• Direction
In the essay on panpsychism below, reproduce word for word the passage that begins at the words "In fact, Strawson" and stops after the words "would become intelligible.".

--- Start of Selected extract ---

Can panpsychism bridge the explanatory gap?

 

Peter Carruthers and Elizabeth Schechter[1]

 

 

Strawson (2006) claims that so long as we take the physical ultimates of the world to be non-experiential in nature, we will never be capable of explaining or understanding how human conscious experience can emerge from physical processes. He therefore urges physicalists to embrace a panpsychist metaphysics. This is because, he says, we can better understand how macro-experientiality (the conscious experience of creatures like us) might arise from micro-experientiality (the conscious experientiality of the physical “ultimates” of the universe) than we  could ever understand how experientiality arises from the non-experiential. Strawson’s view is that the experiential features of the ultimates can make it intelligible that there should be a scientific explanation or reduction of human consciousness. For he says that once we have accepted panpsychism, “the notion of emergence begins to recover some respectability in its application to the case of experience” (20)[2], and that he is proposing a “general framework of thought in which there need be no more sense of a radically unintelligible transition in the case of experientiality than there is in the case of liquidity” (21).

The panpsychist metaphysics that Strawson proposes is intended, therefore, to help us with the mind/body problem: the problem of how human conscious experience relates to the physical matter of the brain. He says that many physicalists take the claim that the experiential is also physical as nevertheless:

“profoundly problematic given what we know about the nature of the physical. But they have already made a large and fatal mistake. This is because we have no good reason to think that we know anything about the physical that gives us any reason to find any problem in the idea that experiential phenomena are physical phenomena” (2, emphasis author’s).

In fact, Strawson blames physicalists for creating an insoluble problem (insoluble within the physicalist’s current metaphysical framework) where there really is none, via their dualistic tendency to set up a dichotomy between the “mental” (i.e. conscious, experiential) and the “physical”. This is a false dichotomy, Strawson says: it is all physical, and we have no reason to think that it isn’t all experiential as well. (Physics itself is silent on this matter, he believes.) If we only accepted that the physical was in and of itself essentially experiential, then there would be no mind/body problem per se, and scientific explanations of human consciousness (of macro-experientiality) would become intelligible.

--- End of Selected extract ---
--- Start of Information provided ---

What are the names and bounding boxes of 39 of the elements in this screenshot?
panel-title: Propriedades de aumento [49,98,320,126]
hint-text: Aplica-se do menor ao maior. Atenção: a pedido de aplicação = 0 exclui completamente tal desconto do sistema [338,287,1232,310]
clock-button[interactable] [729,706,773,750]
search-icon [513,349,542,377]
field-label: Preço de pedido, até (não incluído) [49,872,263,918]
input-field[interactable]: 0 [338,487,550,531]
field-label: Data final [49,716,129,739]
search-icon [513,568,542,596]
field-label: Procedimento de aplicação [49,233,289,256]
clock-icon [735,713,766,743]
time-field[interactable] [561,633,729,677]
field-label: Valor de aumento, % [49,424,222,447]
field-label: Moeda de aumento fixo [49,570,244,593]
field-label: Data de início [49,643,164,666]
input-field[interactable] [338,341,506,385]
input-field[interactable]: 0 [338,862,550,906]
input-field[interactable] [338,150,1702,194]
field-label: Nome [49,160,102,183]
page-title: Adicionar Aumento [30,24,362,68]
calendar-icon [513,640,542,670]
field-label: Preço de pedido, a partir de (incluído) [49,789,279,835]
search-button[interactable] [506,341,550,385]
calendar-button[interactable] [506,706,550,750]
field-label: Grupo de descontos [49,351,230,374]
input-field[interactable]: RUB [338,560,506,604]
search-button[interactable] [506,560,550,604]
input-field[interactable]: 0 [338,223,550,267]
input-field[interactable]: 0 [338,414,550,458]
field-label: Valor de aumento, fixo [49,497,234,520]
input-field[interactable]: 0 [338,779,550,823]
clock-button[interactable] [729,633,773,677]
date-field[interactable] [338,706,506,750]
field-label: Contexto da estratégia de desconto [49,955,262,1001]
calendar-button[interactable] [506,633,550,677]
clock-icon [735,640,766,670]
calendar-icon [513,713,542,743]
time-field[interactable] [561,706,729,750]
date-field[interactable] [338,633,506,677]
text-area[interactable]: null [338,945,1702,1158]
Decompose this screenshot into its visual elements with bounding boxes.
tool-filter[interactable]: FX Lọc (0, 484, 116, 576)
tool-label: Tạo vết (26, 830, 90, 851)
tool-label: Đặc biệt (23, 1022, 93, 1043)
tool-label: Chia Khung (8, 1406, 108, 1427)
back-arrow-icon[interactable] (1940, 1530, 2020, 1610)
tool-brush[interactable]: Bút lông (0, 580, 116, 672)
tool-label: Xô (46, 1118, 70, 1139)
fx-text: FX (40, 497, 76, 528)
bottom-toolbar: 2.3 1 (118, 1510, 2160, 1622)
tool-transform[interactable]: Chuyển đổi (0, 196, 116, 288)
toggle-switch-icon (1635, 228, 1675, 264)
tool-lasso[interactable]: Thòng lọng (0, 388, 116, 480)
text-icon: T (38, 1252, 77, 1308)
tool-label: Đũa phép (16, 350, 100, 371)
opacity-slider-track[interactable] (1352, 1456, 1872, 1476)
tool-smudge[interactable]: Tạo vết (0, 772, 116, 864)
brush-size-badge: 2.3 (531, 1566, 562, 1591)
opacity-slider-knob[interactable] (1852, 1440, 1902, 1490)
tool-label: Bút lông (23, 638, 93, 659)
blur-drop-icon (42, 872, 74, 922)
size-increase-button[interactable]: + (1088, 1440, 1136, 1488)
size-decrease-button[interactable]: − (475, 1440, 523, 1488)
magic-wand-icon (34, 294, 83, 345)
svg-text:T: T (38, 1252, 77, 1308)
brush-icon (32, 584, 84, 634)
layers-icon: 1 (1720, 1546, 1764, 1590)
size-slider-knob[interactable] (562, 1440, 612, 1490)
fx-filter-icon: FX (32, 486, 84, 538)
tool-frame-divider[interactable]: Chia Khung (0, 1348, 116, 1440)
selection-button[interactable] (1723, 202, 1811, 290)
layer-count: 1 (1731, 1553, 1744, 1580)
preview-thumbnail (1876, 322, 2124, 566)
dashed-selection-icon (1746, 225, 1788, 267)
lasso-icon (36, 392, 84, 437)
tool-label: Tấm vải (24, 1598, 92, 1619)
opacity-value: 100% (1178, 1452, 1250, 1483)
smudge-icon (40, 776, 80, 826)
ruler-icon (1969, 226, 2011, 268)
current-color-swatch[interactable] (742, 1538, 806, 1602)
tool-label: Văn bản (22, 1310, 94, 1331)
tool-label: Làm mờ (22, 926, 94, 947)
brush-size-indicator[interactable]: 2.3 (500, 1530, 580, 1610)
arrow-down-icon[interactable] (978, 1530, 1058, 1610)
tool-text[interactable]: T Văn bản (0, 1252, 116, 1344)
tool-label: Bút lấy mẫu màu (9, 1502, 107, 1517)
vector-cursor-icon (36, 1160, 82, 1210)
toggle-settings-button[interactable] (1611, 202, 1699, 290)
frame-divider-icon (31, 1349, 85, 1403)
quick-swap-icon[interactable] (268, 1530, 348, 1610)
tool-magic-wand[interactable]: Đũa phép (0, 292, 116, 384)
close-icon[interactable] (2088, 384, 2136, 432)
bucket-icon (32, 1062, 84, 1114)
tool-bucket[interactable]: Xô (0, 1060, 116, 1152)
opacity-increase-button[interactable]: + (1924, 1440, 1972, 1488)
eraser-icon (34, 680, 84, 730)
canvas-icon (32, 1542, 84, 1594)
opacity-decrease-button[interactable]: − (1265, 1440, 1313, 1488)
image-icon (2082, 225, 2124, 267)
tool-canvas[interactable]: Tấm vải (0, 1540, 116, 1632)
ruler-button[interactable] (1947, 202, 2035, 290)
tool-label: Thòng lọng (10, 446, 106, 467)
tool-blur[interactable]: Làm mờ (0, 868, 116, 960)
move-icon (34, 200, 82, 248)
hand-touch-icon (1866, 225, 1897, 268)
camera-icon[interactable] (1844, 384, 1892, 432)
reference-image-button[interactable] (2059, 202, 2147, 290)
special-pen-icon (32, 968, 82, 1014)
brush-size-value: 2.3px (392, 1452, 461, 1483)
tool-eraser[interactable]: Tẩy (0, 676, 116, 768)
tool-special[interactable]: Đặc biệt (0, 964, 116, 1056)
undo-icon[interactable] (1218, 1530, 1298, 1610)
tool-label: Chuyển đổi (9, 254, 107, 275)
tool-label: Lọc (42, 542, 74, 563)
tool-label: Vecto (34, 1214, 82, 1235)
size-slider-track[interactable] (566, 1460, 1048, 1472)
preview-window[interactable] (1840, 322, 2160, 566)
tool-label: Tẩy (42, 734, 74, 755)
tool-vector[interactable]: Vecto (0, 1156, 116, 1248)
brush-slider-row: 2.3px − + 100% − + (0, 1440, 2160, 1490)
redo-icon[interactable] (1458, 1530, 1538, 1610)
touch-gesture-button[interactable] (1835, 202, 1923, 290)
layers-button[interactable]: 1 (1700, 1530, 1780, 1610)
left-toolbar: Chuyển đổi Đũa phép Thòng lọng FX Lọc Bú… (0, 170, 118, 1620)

--- End of Information provided ---

• Result of the exercise
In fact, Strawson blames physicalists for creating an insoluble problem (insoluble within the physicalist’s current metaphysical framework) where there really is none, via their dualistic tendency to set up a dichotomy between the “mental” (i.e. conscious, experiential) and the “physical”. This is a false dichotomy, Strawson says: it is all physical, and we have no reason to think that it isn’t all experiential as well. (Physics itself is silent on this matter, he believes.) If we only accepted that the physical was in and of itself essentially experiential, then there would be no mind/body problem per se, and scientific explanations of human consciousness (of macro-experientiality) would become intelligible.